▸ **Problem description**:
Each line in the entries below that holds the string "xlabel" is to be listed.

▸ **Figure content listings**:
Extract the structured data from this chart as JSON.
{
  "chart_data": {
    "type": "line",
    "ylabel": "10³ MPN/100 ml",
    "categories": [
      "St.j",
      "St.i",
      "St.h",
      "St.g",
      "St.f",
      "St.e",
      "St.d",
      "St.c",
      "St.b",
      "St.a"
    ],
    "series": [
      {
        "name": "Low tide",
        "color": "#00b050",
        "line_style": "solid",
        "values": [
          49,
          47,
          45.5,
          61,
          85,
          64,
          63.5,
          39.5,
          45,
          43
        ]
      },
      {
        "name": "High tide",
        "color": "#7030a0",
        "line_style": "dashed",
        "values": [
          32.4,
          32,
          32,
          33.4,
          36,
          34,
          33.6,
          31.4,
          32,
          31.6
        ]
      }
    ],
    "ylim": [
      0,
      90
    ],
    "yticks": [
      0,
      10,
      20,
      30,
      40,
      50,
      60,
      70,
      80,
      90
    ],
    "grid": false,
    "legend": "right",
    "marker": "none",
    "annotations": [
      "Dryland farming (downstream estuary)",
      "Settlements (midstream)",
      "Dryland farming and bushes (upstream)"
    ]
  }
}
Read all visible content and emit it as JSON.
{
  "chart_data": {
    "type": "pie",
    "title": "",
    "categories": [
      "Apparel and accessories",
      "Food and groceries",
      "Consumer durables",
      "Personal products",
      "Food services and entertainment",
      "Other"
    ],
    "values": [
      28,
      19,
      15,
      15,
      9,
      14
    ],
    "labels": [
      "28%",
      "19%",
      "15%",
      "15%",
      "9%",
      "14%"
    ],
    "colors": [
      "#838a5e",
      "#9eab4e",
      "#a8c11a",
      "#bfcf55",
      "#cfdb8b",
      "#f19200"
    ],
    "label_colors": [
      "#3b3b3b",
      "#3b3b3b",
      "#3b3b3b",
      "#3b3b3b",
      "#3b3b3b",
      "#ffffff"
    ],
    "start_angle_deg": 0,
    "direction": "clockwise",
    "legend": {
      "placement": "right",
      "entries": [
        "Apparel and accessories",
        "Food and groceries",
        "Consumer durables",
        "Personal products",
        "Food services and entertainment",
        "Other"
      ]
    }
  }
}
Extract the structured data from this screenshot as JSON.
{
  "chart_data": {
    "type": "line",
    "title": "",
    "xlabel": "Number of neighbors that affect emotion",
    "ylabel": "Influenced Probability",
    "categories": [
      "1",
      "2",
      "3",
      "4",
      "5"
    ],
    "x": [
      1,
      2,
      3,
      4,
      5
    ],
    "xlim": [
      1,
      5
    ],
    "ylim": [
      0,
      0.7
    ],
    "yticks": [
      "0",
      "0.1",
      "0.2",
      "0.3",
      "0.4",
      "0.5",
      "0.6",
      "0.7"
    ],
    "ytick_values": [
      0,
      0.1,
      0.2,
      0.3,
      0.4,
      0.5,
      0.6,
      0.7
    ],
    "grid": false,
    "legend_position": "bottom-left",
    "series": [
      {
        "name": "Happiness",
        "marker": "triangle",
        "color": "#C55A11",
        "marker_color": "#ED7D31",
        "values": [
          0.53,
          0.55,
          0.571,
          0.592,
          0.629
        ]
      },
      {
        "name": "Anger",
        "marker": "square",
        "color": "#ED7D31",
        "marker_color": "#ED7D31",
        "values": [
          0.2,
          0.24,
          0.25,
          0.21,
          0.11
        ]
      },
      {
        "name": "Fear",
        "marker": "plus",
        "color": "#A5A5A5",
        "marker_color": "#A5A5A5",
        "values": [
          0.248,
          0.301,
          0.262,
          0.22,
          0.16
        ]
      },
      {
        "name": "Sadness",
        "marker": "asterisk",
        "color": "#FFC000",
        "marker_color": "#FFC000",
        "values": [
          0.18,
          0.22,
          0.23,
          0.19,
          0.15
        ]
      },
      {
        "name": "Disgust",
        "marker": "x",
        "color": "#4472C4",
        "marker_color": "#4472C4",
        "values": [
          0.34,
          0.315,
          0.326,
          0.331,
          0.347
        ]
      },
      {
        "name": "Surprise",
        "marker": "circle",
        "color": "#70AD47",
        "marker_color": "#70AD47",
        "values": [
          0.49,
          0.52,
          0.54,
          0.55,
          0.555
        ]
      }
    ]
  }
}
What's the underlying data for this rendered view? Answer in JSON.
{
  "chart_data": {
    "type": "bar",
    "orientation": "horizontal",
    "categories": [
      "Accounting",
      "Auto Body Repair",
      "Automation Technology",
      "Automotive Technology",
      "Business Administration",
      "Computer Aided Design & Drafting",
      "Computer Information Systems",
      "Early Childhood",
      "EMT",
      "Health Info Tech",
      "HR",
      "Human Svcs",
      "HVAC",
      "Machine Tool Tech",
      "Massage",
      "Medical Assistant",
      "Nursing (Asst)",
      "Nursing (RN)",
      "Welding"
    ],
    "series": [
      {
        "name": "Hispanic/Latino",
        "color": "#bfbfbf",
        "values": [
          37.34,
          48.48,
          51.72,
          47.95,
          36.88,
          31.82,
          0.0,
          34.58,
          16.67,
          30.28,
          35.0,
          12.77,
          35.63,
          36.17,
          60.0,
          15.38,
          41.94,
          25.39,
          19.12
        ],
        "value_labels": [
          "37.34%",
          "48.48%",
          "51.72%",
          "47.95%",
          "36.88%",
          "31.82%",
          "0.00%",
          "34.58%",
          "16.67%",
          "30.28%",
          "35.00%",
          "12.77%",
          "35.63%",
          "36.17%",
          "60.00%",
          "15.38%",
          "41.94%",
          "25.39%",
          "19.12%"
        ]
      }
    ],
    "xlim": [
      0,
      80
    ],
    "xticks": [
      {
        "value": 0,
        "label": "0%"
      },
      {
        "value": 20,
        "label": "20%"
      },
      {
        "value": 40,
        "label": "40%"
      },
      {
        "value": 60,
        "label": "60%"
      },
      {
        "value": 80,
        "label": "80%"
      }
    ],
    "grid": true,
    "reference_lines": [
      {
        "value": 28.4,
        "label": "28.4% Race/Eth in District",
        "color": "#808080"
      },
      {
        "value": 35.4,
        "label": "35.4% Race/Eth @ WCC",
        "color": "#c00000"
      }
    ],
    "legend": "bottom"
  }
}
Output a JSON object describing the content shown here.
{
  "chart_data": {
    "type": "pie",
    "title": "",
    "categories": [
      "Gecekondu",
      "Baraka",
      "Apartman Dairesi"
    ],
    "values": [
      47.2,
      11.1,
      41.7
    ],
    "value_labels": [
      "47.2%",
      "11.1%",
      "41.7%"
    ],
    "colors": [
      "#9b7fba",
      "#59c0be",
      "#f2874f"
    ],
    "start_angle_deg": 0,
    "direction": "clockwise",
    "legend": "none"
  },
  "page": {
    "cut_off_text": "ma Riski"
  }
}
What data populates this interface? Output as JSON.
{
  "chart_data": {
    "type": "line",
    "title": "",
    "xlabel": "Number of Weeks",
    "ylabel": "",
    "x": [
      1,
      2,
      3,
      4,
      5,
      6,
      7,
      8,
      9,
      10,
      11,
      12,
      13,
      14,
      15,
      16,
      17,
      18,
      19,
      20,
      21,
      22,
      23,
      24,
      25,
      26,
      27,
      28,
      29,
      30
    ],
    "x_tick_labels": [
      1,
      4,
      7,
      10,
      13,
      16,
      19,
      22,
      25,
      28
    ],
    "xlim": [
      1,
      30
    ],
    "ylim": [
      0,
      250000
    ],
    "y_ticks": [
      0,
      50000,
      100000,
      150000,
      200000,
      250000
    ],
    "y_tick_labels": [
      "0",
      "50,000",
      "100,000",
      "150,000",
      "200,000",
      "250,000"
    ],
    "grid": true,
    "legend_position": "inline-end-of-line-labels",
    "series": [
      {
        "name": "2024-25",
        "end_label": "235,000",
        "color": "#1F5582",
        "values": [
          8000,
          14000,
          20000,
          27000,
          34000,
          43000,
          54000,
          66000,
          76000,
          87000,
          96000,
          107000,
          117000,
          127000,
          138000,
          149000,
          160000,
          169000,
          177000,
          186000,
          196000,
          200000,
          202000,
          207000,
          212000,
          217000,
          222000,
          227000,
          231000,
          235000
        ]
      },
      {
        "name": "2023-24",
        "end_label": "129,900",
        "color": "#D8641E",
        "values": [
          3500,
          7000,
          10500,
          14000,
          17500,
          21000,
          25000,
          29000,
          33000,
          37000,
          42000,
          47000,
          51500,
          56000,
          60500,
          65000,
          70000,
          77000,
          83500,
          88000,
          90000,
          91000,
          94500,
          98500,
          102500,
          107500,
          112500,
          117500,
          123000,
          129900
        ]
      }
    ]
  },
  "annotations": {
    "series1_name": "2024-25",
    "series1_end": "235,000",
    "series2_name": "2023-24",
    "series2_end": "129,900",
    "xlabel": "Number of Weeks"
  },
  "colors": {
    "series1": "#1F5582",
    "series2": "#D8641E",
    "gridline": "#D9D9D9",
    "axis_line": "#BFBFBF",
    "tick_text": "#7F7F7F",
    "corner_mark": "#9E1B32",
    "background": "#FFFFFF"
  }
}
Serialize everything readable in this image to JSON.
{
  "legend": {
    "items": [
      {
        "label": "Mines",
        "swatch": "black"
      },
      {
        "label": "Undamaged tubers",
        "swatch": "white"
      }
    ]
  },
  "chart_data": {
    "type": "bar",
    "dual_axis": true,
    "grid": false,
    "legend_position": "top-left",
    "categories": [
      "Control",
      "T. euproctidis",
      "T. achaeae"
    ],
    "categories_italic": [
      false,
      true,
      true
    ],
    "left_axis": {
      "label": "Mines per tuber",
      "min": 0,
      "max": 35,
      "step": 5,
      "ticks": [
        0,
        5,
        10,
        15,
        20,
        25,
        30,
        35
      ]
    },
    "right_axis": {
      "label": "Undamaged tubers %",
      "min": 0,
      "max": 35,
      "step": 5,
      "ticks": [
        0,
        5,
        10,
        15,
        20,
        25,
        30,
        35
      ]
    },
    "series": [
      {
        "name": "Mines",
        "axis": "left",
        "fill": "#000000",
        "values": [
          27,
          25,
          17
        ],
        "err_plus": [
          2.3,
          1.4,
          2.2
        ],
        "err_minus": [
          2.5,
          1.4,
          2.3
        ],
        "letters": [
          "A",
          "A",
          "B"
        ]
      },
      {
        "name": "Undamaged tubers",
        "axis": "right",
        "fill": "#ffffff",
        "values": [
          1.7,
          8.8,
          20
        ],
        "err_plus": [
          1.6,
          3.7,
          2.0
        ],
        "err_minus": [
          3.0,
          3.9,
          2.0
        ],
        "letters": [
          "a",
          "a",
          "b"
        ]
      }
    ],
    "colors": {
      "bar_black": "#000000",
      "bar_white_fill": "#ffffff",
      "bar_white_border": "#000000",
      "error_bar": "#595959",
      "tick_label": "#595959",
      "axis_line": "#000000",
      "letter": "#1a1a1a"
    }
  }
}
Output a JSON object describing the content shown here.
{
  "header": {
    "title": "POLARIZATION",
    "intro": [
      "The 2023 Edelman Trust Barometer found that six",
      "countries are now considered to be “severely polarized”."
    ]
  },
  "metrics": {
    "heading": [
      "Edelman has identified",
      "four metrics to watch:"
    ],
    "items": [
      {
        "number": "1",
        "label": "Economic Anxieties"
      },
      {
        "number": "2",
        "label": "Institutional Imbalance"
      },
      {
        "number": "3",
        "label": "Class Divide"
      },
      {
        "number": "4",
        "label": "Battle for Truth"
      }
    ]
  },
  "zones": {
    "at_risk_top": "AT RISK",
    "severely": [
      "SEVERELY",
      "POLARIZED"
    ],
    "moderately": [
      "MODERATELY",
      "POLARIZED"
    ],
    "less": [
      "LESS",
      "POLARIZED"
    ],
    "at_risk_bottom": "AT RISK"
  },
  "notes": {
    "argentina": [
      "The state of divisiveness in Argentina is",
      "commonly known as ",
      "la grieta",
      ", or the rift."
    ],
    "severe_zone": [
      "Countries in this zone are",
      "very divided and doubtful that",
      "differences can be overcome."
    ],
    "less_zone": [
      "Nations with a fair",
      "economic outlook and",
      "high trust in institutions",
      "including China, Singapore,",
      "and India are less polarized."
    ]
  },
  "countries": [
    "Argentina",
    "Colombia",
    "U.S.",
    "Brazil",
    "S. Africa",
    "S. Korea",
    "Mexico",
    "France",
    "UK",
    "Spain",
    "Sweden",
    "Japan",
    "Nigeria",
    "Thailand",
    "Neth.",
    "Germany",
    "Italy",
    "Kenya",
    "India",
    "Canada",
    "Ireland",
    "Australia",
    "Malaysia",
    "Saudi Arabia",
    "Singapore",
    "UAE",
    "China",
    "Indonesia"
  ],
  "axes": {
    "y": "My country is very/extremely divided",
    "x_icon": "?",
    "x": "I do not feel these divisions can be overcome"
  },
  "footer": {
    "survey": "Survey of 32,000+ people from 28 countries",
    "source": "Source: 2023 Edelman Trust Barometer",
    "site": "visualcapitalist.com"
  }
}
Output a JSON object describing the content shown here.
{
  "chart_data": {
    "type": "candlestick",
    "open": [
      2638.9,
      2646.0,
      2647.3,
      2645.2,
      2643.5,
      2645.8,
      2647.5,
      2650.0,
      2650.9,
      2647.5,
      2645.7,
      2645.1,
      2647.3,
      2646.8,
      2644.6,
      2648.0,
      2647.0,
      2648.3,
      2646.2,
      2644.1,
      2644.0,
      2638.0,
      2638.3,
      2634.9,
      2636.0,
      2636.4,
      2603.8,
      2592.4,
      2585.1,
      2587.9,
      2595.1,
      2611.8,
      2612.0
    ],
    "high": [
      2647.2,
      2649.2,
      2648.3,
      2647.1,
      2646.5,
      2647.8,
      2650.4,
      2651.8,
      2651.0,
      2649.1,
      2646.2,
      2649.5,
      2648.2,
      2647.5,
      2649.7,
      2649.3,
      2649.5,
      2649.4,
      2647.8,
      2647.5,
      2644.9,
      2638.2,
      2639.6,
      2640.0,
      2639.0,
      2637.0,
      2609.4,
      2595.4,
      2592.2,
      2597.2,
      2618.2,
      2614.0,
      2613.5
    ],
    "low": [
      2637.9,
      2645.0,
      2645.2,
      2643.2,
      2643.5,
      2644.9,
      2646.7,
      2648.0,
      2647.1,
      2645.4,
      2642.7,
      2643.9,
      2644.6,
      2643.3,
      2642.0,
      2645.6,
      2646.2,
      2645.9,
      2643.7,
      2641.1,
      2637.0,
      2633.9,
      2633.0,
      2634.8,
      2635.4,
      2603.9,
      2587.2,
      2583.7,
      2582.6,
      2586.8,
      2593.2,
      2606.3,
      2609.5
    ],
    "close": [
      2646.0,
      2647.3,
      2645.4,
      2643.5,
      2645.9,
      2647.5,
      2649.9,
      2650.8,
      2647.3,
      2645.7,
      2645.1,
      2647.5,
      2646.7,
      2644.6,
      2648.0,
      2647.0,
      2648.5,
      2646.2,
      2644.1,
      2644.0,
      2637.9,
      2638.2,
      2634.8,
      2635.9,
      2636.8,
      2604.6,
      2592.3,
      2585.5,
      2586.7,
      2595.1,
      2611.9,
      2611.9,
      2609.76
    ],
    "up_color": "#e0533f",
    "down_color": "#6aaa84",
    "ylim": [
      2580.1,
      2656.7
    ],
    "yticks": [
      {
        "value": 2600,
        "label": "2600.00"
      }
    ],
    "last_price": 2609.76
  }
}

▸ **Written answer**:
    "xlabel": "Number of neighbors that affect emotion",
    "xlabel": "Number of Weeks",
    "xlabel": "Number of Weeks"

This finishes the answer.